* [Given entries]

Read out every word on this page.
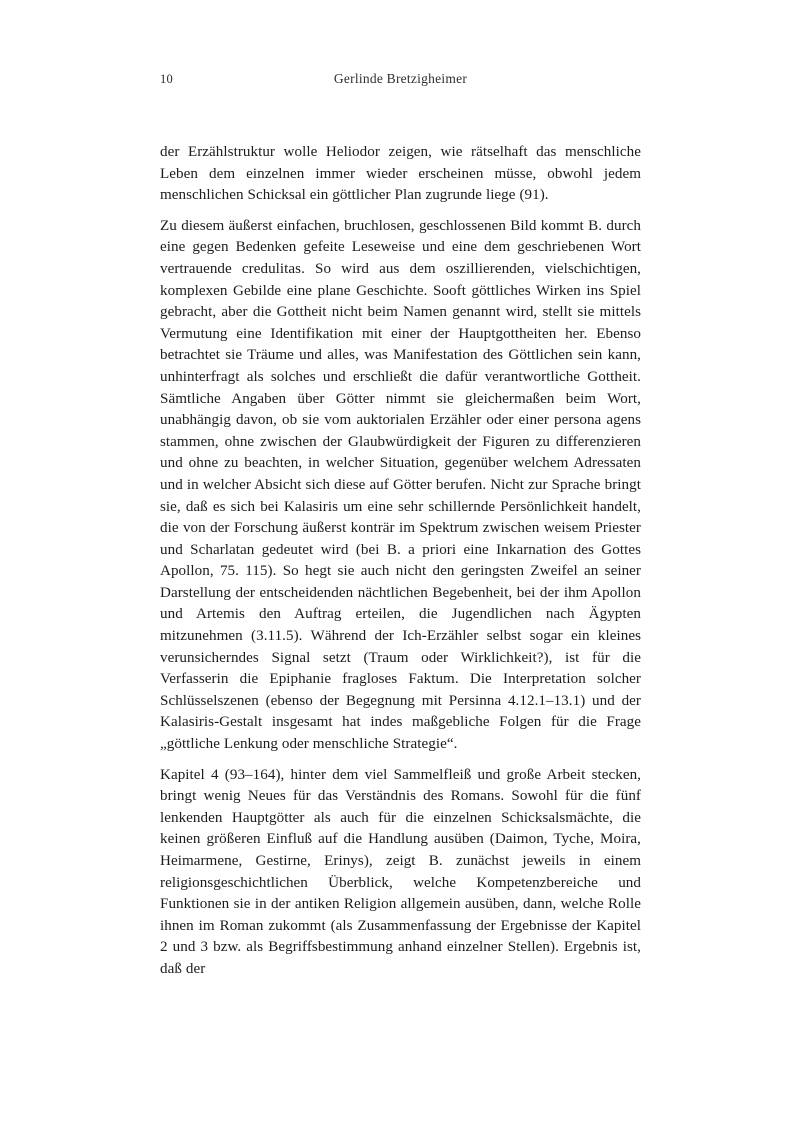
10	Gerlinde Bretzigheimer

der Erzählstruktur wolle Heliodor zeigen, wie rätselhaft das menschliche Leben dem einzelnen immer wieder erscheinen müsse, obwohl jedem menschlichen Schicksal ein göttlicher Plan zugrunde liege (91).

Zu diesem äußerst einfachen, bruchlosen, geschlossenen Bild kommt B. durch eine gegen Bedenken gefeite Leseweise und eine dem geschriebenen Wort vertrauende credulitas. So wird aus dem oszillierenden, vielschichtigen, komplexen Gebilde eine plane Geschichte. Sooft göttliches Wirken ins Spiel gebracht, aber die Gottheit nicht beim Namen genannt wird, stellt sie mittels Vermutung eine Identifikation mit einer der Hauptgottheiten her. Ebenso betrachtet sie Träume und alles, was Manifestation des Göttlichen sein kann, unhinterfragt als solches und erschließt die dafür verantwortliche Gottheit. Sämtliche Angaben über Götter nimmt sie gleichermaßen beim Wort, unabhängig davon, ob sie vom auktorialen Erzähler oder einer persona agens stammen, ohne zwischen der Glaubwürdigkeit der Figuren zu differenzieren und ohne zu beachten, in welcher Situation, gegenüber welchem Adressaten und in welcher Absicht sich diese auf Götter berufen. Nicht zur Sprache bringt sie, daß es sich bei Kalasiris um eine sehr schillernde Persönlichkeit handelt, die von der Forschung äußerst konträr im Spektrum zwischen weisem Priester und Scharlatan gedeutet wird (bei B. a priori eine Inkarnation des Gottes Apollon, 75. 115). So hegt sie auch nicht den geringsten Zweifel an seiner Darstellung der entscheidenden nächtlichen Begebenheit, bei der ihm Apollon und Artemis den Auftrag erteilen, die Jugendlichen nach Ägypten mitzunehmen (3.11.5). Während der Ich-Erzähler selbst sogar ein kleines verunsicherndes Signal setzt (Traum oder Wirklichkeit?), ist für die Verfasserin die Epiphanie fragloses Faktum. Die Interpretation solcher Schlüsselszenen (ebenso der Begegnung mit Persinna 4.12.1–13.1) und der Kalasiris-Gestalt insgesamt hat indes maßgebliche Folgen für die Frage „göttliche Lenkung oder menschliche Strategie“.

Kapitel 4 (93–164), hinter dem viel Sammelfleiß und große Arbeit stecken, bringt wenig Neues für das Verständnis des Romans. Sowohl für die fünf lenkenden Hauptgötter als auch für die einzelnen Schicksalsmächte, die keinen größeren Einfluß auf die Handlung ausüben (Daimon, Tyche, Moira, Heimarmene, Gestirne, Erinys), zeigt B. zunächst jeweils in einem religionsgeschichtlichen Überblick, welche Kompetenzbereiche und Funktionen sie in der antiken Religion allgemein ausüben, dann, welche Rolle ihnen im Roman zukommt (als Zusammenfassung der Ergebnisse der Kapitel 2 und 3 bzw. als Begriffsbestimmung anhand einzelner Stellen). Ergebnis ist, daß der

* [What is needed] Transcribe all the data word for word; the images stay out.

* [Answer]
Read out every word on this page.
10	Gerlinde Bretzigheimer

der Erzählstruktur wolle Heliodor zeigen, wie rätselhaft das menschliche Leben dem einzelnen immer wieder erscheinen müsse, obwohl jedem menschlichen Schicksal ein göttlicher Plan zugrunde liege (91).

Zu diesem äußerst einfachen, bruchlosen, geschlossenen Bild kommt B. durch eine gegen Bedenken gefeite Leseweise und eine dem geschriebenen Wort vertrauende credulitas. So wird aus dem oszillierenden, vielschichtigen, komplexen Gebilde eine plane Geschichte. Sooft göttliches Wirken ins Spiel gebracht, aber die Gottheit nicht beim Namen genannt wird, stellt sie mittels Vermutung eine Identifikation mit einer der Hauptgottheiten her. Ebenso betrachtet sie Träume und alles, was Manifestation des Göttlichen sein kann, unhinterfragt als solches und erschließt die dafür verantwortliche Gottheit. Sämtliche Angaben über Götter nimmt sie gleichermaßen beim Wort, unabhängig davon, ob sie vom auktorialen Erzähler oder einer persona agens stammen, ohne zwischen der Glaubwürdigkeit der Figuren zu differenzieren und ohne zu beachten, in welcher Situation, gegenüber welchem Adressaten und in welcher Absicht sich diese auf Götter berufen. Nicht zur Sprache bringt sie, daß es sich bei Kalasiris um eine sehr schillernde Persönlichkeit handelt, die von der Forschung äußerst konträr im Spektrum zwischen weisem Priester und Scharlatan gedeutet wird (bei B. a priori eine Inkarnation des Gottes Apollon, 75. 115). So hegt sie auch nicht den geringsten Zweifel an seiner Darstellung der entscheidenden nächtlichen Begebenheit, bei der ihm Apollon und Artemis den Auftrag erteilen, die Jugendlichen nach Ägypten mitzunehmen (3.11.5). Während der Ich-Erzähler selbst sogar ein kleines verunsicherndes Signal setzt (Traum oder Wirklichkeit?), ist für die Verfasserin die Epiphanie fragloses Faktum. Die Interpretation solcher Schlüsselszenen (ebenso der Begegnung mit Persinna 4.12.1–13.1) und der Kalasiris-Gestalt insgesamt hat indes maßgebliche Folgen für die Frage „göttliche Lenkung oder menschliche Strategie“.

Kapitel 4 (93–164), hinter dem viel Sammelfleiß und große Arbeit stecken, bringt wenig Neues für das Verständnis des Romans. Sowohl für die fünf lenkenden Hauptgötter als auch für die einzelnen Schicksalsmächte, die keinen größeren Einfluß auf die Handlung ausüben (Daimon, Tyche, Moira, Heimarmene, Gestirne, Erinys), zeigt B. zunächst jeweils in einem religionsgeschichtlichen Überblick, welche Kompetenzbereiche und Funktionen sie in der antiken Religion allgemein ausüben, dann, welche Rolle ihnen im Roman zukommt (als Zusammenfassung der Ergebnisse der Kapitel 2 und 3 bzw. als Begriffsbestimmung anhand einzelner Stellen). Ergebnis ist, daß der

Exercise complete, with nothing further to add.